→ What is being asked: Reproduce everything from the start of the records down to the line containing "phone-input[interactable] [29,62,422,107]", with both ends included.

→ Exercise materials:
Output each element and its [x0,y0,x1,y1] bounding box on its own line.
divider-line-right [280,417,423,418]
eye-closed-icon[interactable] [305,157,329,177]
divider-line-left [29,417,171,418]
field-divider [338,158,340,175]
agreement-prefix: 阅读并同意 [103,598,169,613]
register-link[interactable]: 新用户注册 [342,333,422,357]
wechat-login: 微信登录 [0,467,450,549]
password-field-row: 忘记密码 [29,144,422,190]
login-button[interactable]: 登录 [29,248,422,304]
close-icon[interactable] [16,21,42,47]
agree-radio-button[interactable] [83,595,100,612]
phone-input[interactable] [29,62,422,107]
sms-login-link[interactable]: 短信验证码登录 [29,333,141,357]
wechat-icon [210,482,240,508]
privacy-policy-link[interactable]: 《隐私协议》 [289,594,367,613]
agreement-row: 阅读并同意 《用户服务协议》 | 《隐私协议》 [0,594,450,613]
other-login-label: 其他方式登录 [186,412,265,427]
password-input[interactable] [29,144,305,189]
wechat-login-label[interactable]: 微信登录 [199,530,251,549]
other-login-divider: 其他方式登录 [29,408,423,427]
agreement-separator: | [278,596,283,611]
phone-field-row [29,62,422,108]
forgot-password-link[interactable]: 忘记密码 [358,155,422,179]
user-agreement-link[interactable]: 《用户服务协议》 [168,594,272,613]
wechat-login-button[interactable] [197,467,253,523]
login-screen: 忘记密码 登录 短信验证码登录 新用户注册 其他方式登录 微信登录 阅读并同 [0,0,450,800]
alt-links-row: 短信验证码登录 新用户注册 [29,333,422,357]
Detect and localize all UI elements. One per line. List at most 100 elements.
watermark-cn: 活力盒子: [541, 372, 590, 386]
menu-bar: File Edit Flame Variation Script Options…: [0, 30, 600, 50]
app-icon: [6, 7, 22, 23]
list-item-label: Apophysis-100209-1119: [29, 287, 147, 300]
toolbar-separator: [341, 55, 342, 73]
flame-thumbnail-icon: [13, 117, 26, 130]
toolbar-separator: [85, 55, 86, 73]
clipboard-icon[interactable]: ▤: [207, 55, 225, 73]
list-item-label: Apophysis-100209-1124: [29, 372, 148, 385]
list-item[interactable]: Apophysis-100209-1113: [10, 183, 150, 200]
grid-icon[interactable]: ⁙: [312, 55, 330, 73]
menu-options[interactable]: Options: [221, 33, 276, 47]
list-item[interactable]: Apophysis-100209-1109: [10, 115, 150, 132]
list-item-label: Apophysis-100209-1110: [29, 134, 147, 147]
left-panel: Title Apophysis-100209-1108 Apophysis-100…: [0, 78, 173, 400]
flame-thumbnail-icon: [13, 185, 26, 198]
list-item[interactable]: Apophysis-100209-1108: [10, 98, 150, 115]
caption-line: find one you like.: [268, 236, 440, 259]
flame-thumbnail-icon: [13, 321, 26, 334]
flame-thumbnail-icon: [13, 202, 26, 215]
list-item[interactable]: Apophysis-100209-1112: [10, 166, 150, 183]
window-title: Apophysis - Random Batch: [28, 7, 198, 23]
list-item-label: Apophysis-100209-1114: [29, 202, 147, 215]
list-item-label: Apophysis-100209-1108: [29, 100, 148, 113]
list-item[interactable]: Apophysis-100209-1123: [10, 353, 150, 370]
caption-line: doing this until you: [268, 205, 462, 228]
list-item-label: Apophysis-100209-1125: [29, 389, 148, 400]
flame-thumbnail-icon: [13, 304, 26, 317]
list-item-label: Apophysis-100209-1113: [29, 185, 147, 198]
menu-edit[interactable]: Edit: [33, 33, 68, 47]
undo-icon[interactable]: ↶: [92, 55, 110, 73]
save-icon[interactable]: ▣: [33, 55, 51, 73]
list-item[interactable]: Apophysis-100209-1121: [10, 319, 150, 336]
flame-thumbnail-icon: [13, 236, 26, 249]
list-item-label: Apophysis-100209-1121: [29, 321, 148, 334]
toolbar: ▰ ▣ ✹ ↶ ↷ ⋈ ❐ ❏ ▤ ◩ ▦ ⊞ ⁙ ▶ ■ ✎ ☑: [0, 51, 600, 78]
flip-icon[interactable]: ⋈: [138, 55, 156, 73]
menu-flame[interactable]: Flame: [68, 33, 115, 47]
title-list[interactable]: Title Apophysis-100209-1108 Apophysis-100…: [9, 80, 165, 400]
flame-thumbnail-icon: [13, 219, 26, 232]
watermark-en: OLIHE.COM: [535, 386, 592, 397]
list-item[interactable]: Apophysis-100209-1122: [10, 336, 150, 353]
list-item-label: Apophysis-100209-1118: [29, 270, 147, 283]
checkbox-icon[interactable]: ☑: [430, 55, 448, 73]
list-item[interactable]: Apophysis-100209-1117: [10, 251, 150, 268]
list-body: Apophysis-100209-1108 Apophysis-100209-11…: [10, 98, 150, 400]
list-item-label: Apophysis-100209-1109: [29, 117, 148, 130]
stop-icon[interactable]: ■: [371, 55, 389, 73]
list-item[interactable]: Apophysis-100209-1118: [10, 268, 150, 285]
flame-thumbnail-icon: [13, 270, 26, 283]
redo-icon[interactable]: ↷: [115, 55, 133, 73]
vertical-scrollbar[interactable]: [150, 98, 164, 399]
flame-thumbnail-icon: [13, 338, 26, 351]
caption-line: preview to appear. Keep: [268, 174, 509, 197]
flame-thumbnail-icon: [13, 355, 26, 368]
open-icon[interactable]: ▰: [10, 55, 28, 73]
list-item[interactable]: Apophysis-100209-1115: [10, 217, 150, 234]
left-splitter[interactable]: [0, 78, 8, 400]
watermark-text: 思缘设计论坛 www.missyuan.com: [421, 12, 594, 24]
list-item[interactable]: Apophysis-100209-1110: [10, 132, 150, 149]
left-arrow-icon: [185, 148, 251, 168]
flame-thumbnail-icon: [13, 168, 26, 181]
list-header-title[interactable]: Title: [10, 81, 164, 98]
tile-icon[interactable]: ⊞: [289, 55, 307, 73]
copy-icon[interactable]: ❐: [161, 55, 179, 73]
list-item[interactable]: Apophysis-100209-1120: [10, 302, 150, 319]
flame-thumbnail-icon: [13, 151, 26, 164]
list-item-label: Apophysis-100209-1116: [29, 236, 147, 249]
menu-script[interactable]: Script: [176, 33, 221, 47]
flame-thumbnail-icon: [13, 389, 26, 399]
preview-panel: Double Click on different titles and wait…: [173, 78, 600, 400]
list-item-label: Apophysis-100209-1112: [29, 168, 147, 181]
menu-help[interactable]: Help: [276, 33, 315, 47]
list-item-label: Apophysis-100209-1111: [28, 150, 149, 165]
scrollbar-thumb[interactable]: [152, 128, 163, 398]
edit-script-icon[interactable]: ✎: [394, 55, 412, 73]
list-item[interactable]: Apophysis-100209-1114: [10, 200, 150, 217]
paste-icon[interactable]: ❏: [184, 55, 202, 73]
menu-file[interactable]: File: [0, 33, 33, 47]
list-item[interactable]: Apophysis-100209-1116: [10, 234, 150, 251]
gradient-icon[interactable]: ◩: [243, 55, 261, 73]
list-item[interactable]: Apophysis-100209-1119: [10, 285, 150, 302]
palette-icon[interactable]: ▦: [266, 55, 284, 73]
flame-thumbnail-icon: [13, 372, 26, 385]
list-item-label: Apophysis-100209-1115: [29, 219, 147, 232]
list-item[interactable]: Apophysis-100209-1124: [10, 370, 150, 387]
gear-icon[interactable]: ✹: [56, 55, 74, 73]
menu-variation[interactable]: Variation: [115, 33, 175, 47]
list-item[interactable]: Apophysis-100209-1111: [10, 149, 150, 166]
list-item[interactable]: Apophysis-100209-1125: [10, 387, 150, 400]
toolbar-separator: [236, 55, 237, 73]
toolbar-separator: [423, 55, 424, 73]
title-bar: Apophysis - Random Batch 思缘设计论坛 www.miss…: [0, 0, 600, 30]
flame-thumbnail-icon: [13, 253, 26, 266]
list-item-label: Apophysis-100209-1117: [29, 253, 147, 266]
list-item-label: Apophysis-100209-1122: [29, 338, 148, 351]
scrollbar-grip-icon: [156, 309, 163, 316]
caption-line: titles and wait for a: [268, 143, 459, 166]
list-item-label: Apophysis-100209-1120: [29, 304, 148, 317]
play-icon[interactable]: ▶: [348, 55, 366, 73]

→ Full response:
Output each element and its [x0,y0,x1,y1] bounding box on its own line.
divider-line-right [280,417,423,418]
eye-closed-icon[interactable] [305,157,329,177]
divider-line-left [29,417,171,418]
field-divider [338,158,340,175]
agreement-prefix: 阅读并同意 [103,598,169,613]
register-link[interactable]: 新用户注册 [342,333,422,357]
wechat-login: 微信登录 [0,467,450,549]
password-field-row: 忘记密码 [29,144,422,190]
login-button[interactable]: 登录 [29,248,422,304]
close-icon[interactable] [16,21,42,47]
agree-radio-button[interactable] [83,595,100,612]
phone-input[interactable] [29,62,422,107]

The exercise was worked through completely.